►

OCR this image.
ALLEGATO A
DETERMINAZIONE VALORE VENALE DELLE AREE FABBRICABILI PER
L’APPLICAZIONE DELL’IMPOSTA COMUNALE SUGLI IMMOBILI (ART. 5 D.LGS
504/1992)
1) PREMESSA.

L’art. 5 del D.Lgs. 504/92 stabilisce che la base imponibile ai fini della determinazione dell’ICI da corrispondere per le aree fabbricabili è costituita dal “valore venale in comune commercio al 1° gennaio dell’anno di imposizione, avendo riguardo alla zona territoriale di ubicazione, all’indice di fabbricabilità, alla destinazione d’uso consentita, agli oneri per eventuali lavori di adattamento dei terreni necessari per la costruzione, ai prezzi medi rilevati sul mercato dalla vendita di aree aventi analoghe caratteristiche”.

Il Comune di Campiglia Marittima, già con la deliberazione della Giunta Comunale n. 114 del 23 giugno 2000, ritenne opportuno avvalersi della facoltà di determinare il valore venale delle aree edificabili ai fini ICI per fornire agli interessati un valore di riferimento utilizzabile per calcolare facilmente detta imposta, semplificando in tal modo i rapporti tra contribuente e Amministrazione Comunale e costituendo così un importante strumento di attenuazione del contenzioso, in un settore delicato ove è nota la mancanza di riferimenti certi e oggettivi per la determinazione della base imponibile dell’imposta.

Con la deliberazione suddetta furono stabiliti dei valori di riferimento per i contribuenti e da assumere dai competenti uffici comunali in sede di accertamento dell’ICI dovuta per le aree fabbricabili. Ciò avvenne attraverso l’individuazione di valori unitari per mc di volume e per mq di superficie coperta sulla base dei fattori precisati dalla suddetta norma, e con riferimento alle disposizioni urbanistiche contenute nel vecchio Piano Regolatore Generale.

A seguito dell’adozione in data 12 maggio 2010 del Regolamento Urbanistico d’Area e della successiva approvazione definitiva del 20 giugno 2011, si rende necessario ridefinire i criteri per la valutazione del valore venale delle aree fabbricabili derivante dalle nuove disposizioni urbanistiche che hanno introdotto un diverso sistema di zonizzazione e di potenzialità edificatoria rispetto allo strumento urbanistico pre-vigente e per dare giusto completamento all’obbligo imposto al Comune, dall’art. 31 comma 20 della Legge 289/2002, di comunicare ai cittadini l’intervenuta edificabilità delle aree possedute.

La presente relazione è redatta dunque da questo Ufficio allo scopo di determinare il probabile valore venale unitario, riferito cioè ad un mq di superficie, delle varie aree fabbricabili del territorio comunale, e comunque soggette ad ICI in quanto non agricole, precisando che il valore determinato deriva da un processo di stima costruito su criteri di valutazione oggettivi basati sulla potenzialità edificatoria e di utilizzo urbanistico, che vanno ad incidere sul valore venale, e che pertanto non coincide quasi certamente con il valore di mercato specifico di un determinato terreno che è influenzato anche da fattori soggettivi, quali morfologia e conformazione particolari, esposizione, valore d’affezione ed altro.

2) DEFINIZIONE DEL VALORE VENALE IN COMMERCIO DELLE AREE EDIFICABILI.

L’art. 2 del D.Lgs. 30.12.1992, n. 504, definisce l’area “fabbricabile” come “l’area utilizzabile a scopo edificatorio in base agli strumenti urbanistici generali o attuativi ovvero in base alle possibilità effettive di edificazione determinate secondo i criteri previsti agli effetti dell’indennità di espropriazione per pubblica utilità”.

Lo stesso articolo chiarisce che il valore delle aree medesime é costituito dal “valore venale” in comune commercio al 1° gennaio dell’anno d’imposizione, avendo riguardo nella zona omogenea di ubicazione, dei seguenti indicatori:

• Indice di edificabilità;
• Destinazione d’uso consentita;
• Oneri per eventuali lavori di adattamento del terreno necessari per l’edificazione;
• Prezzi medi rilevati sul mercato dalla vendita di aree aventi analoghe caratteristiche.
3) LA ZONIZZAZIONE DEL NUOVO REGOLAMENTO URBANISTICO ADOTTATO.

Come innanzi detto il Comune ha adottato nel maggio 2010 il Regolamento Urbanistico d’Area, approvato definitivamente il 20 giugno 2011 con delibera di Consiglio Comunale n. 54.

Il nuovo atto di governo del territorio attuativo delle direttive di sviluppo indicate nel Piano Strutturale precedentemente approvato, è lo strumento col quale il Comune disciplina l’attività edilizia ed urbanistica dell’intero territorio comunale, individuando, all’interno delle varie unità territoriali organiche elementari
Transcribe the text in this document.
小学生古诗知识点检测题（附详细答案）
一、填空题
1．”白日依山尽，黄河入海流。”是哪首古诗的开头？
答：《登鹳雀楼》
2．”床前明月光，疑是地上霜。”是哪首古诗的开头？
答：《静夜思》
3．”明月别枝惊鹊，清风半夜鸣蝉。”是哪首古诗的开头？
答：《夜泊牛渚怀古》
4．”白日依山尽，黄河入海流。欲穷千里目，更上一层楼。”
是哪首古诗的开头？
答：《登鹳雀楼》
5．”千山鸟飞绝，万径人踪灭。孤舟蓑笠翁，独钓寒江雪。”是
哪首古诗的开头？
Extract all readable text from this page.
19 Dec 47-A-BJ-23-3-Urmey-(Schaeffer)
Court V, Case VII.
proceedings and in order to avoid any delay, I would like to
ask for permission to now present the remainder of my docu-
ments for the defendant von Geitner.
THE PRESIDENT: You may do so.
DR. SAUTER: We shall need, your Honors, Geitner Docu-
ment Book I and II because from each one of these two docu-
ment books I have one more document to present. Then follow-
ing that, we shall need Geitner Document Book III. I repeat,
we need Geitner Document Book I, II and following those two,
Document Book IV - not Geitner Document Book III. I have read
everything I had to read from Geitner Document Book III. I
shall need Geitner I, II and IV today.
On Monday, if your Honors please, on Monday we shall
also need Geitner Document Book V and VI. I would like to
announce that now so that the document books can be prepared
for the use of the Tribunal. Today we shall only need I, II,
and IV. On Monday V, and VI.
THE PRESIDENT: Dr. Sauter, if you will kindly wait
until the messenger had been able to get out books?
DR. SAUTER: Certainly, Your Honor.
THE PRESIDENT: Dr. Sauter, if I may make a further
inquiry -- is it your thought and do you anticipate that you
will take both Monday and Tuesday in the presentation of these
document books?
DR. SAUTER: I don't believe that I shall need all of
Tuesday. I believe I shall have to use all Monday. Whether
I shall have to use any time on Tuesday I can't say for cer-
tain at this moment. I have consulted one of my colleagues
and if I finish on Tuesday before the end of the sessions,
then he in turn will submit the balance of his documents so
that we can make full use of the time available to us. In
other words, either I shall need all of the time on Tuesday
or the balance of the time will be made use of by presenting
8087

◄

*The exercise*. Reproduce every line from the entries that holds the word "Geitner".

*Solved exercise*.
ments for the defendant von Geitner.
DR. SAUTER: We shall need, your Honors, Geitner Docu-
ing that, we shall need Geitner Document Book III. I repeat,
we need Geitner Document Book I, II and following those two,
Document Book IV - not Geitner Document Book III. I have read
everything I had to read from Geitner Document Book III. I
shall need Geitner I, II and IV today.
also need Geitner Document Book V and VI. I would like to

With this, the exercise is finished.